• [BRIEF 1] In the passage on the colored men's Conventions, which newspaper's correspondent credited the South Carolina colored Convention with a display of ability and decorum?
• [BRIEF 2] Set down the stretch of the passage on the colored men's Conventions from "There is no" through "are at stake.".
• [BRIEF 3] Carry the passage on the colored men's Conventions further, picking up after its last sentence.

═════ TEXT SEGMENT

There is no more hopeful sign of the times than these Conventions. They show that the colored men are beginning to be conscious of their duties as well as their rights. The address of the State Convention of the colored Union men of South Carolina to the white men of the State says, manfully: "Now that we are freemen, now that we are elevated by the Providence of God to manhood, we have resolved to stand up, and like men, speak and act for ourselves. We fully recognize the truth of the maxim, the gods help those who help themselves." Every honest citizen who hopes for speedy peace and tranquillity will say a hearty Amen to that. We are glad to see the colored men organizing and speaking, and refusing to be torpid at a time when their welfare and their chances are at stake.
And it is really they who do the work of the Conventions. They are not the puppets of white men. It has been the fashion to speak of the slaves as utterly imbruted; as incorrigibly savage, as people who must, at our own peril, be kept forever in the strictest bondage. Yet the correspondent of the New York Herald, a paper which uniformly maligns and ridicules the colored race, says of the South Carolina colored Convention that it "has been marked by a display of ability and decorum that has won for its members great credit even from those who see in such gatherings only some ominous foreboding of insurrection and bloodshed." We venture to believe that those forebodings are not as likely to be justified in the case of the Convention I question as they were in "such gatherings" as the South Carolina Secession Convention of 1860. And we have yet to find in the resolutions of any Convention of the approved color which has met in the State of South Carolina or elsewhere in that region, so much good sense, humanity, and Christianity as in the following adopted by the body of which the correspondent speaks:
"Resolved, That it is with deep regret we perceive a willingness on the part of some of the people of the State to believe that there is danger of an insurrection, and we take this opportunity of making it known to the world that our past career as law-abiding subjects shall be strictly adhered to as law-abiding citizens.

══════════
═════ EXTRACTED MATERIAL

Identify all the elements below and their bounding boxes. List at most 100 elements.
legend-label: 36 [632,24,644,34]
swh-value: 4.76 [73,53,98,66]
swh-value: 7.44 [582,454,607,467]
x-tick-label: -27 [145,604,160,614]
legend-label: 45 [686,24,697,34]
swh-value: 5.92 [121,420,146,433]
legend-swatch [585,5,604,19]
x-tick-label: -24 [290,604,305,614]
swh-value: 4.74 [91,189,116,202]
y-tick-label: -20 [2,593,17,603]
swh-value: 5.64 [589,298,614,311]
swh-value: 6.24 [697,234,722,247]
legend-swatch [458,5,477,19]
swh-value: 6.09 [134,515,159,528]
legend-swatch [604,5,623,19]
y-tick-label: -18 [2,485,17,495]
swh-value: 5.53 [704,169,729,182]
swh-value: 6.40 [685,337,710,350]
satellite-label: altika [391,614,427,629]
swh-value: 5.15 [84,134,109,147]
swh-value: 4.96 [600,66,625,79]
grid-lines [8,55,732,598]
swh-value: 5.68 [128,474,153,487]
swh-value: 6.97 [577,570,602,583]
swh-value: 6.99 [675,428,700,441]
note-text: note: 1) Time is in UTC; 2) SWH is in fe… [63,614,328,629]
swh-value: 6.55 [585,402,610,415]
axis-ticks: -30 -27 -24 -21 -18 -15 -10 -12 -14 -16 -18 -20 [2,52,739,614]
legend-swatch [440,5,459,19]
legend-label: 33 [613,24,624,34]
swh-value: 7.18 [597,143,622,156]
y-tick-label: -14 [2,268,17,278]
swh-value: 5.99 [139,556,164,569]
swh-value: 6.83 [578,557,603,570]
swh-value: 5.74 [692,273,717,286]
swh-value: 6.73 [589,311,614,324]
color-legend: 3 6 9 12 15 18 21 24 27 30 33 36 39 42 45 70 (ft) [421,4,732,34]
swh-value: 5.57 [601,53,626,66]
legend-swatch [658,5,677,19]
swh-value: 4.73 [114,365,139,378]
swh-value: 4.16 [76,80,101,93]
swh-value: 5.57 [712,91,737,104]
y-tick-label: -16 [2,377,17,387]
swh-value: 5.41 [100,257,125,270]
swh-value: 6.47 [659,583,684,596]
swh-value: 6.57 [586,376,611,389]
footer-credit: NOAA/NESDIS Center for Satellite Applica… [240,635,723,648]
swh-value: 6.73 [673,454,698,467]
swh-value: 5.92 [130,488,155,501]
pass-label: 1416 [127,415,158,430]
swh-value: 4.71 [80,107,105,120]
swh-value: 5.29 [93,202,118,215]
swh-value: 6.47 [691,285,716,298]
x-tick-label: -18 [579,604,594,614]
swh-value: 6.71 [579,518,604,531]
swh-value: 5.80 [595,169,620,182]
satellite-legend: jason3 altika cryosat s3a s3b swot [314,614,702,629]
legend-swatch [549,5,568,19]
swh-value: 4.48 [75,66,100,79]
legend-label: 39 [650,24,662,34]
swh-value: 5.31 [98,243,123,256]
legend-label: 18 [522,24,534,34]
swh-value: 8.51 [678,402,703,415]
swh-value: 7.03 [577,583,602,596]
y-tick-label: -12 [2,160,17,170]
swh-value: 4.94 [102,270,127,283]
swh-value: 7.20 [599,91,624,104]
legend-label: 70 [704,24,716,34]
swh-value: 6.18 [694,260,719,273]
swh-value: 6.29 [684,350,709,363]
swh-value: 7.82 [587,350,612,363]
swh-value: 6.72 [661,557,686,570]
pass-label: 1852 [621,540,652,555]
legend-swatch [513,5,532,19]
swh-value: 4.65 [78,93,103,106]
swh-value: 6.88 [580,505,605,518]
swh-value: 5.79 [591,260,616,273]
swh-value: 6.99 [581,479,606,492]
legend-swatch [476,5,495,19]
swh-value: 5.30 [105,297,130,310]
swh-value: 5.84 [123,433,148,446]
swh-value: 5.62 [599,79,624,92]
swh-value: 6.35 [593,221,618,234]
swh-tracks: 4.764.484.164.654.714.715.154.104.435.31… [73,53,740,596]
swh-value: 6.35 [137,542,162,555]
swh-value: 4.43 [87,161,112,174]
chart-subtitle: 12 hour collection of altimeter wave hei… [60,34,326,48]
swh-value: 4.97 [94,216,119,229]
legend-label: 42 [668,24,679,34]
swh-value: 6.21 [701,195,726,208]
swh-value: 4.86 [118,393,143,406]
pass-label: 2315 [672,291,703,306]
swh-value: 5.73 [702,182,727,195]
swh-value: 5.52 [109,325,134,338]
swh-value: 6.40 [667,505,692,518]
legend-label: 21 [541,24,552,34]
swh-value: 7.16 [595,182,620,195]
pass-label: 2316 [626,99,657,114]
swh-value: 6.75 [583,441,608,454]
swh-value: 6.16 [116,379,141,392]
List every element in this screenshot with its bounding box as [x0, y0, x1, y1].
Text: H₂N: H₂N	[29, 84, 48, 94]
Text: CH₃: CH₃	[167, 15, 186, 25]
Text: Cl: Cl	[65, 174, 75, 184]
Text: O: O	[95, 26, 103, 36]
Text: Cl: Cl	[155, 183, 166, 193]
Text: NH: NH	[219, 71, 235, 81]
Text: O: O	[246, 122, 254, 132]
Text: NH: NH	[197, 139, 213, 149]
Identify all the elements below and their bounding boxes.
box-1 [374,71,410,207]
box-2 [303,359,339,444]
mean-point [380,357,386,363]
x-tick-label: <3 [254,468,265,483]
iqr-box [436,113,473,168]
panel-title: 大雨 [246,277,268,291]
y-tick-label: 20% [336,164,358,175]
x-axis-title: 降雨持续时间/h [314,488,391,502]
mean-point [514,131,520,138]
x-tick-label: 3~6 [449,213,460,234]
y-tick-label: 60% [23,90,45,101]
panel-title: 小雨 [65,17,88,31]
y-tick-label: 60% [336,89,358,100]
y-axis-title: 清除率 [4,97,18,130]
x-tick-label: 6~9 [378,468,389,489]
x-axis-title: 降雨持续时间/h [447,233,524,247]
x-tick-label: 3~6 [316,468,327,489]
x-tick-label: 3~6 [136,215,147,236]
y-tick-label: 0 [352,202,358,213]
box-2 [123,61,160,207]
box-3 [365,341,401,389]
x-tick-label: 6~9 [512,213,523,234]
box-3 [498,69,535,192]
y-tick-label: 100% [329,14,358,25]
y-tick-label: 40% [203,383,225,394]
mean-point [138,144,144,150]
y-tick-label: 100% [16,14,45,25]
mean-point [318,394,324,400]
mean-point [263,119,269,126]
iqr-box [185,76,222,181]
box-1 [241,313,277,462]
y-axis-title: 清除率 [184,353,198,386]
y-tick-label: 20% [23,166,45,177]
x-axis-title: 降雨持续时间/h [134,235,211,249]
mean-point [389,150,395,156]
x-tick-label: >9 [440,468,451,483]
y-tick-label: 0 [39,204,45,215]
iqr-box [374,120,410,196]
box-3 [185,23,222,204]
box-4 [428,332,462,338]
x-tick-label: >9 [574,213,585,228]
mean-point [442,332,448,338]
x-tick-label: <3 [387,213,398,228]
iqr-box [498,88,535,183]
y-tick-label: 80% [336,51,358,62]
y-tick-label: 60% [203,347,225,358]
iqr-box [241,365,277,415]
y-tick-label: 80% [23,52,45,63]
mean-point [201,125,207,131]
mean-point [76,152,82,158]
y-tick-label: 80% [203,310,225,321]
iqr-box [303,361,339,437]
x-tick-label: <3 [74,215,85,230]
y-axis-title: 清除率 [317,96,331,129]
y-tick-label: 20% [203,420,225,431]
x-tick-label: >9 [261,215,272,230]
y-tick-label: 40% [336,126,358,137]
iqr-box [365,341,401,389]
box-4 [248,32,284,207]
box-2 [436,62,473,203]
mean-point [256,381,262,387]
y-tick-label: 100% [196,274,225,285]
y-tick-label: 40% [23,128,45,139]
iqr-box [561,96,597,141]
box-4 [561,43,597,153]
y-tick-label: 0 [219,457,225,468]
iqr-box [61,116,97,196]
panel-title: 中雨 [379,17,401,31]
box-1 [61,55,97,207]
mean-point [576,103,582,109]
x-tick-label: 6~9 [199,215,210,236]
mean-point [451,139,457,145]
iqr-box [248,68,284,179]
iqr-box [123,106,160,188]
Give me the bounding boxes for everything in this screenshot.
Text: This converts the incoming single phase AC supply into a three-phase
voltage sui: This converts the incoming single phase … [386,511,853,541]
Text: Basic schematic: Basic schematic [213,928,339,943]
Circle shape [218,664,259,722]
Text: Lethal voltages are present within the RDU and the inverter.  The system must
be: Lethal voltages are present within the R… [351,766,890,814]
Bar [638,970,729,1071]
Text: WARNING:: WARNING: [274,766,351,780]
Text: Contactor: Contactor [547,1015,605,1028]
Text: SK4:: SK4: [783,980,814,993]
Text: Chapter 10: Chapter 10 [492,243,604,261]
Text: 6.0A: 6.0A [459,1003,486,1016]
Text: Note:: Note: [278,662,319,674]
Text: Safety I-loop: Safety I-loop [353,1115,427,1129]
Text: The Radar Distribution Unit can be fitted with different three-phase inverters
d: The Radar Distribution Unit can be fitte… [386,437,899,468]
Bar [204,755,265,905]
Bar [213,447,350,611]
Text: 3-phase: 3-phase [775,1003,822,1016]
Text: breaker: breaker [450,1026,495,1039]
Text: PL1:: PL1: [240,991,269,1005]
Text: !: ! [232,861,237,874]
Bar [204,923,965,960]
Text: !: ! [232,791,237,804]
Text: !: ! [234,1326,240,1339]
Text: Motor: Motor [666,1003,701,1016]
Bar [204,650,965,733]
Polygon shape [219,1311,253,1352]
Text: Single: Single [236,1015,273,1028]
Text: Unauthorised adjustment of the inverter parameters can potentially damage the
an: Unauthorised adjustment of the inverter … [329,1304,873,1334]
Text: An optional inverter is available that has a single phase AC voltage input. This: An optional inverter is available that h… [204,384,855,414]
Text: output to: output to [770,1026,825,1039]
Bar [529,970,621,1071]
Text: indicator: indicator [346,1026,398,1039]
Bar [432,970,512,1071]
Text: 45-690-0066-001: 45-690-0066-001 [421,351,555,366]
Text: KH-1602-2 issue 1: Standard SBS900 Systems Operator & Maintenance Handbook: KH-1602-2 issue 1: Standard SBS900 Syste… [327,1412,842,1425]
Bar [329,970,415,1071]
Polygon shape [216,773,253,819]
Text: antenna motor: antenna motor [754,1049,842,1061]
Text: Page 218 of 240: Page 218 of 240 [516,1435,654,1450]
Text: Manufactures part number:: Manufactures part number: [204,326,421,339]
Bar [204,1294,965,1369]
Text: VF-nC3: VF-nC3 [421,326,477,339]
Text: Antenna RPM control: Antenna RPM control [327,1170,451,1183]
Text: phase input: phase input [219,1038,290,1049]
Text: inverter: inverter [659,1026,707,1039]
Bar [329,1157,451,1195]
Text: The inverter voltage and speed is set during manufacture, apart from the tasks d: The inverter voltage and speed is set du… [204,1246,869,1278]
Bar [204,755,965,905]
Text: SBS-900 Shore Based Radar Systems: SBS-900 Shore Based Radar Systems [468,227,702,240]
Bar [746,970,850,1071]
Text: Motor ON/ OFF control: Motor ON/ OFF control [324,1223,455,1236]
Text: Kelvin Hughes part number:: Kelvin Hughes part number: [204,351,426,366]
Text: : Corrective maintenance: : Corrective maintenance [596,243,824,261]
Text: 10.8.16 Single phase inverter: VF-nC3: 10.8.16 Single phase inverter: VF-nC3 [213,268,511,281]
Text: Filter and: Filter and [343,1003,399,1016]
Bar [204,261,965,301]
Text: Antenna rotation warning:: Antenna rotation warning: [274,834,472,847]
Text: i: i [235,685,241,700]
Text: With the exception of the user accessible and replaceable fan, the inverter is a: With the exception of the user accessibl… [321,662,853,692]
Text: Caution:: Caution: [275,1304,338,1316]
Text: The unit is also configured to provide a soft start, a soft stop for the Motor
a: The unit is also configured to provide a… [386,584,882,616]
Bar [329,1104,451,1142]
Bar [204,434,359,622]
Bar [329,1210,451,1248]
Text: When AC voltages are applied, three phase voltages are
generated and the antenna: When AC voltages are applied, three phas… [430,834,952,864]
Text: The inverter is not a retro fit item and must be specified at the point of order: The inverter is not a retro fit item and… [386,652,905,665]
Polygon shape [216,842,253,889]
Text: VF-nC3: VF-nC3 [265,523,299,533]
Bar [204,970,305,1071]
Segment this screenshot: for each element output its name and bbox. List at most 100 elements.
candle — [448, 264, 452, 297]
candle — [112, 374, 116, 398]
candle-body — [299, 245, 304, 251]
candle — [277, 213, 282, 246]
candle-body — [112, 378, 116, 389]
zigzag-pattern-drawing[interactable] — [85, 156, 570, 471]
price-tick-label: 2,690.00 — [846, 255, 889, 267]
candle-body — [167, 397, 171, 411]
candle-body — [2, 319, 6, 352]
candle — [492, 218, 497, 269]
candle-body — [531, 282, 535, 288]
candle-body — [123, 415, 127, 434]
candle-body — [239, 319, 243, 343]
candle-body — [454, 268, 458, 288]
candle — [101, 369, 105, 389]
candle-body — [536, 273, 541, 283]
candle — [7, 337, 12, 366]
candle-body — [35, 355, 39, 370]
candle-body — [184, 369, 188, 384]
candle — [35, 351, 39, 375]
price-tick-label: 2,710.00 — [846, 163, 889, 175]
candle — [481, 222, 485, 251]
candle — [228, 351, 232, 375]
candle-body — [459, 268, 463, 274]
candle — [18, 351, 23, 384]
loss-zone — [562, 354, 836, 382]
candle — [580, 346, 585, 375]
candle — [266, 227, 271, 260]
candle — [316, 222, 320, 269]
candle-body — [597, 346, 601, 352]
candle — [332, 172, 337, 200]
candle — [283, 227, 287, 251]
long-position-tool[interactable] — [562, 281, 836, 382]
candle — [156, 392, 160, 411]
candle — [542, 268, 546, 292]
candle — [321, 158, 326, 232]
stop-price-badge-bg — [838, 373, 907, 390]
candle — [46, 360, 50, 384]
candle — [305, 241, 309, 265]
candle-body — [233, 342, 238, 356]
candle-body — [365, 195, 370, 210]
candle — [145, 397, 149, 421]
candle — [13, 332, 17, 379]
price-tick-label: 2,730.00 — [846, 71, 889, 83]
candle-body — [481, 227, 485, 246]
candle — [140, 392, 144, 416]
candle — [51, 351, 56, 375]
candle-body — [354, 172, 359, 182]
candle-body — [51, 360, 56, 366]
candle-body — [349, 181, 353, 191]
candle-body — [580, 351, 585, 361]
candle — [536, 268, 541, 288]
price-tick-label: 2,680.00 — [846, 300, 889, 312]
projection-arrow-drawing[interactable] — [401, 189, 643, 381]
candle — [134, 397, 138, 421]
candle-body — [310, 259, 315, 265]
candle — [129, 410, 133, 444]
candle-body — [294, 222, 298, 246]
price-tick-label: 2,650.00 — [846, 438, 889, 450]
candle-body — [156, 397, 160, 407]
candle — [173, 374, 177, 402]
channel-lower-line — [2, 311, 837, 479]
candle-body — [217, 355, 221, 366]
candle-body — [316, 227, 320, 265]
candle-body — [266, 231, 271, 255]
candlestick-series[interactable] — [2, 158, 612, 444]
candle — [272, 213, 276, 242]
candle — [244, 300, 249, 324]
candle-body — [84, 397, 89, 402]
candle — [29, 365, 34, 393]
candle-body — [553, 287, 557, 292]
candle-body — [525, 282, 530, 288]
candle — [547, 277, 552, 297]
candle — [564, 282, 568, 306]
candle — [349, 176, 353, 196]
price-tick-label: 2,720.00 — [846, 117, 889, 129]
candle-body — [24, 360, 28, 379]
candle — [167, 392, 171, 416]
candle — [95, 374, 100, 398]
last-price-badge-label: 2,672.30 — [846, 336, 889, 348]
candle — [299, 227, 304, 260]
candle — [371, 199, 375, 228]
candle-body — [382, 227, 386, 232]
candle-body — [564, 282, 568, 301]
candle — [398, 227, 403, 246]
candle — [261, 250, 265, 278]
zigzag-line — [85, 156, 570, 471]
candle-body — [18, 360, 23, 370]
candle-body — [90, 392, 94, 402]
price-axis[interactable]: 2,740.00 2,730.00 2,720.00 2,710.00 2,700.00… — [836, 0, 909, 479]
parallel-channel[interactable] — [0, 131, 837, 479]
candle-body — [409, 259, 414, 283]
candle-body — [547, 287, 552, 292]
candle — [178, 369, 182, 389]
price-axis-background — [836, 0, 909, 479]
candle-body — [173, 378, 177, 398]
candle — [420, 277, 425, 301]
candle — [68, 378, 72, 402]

══════════

• [OUTPUT 1] The New York Herald.

• [OUTPUT 2]
There is no more hopeful sign of the times than these Conventions. They show that the colored men are beginning to be conscious of their duties as well as their rights. The address of the State Convention of the colored Union men of South Carolina to the white men of the State says, manfully: "Now that we are freemen, now that we are elevated by the Providence of God to manhood, we have resolved to stand up, and like men, speak and act for ourselves. We fully recognize the truth of the maxim, the gods help those who help themselves." Every honest citizen who hopes for speedy peace and tranquillity will say a hearty Amen to that. We are glad to see the colored men organizing and speaking, and refusing to be torpid at a time when their welfare and their chances are at stake.

• [OUTPUT 3]
"Resolved, That as the old institution of slavery has passed away, we cherish in our hearts no hatred toward those who have held our brethren as slaves; but that we extend the right hand of fellowship to all, and shall make it our special aim to establish unity, peace, and love among all men.
"Resolved, That we shall encourage the freedmen in acquiring habits of industry and obtaining education."
If the other Convention in South Carolina had been animated by a spirit as sensible, judicious, and statesmanlike, the State would at once enter upon such a career of prosperity as she has never known. Are not such an assembly and such resolutions and such addresses all written by men of the other color, partial proofs at least that justice may prove to be good policy?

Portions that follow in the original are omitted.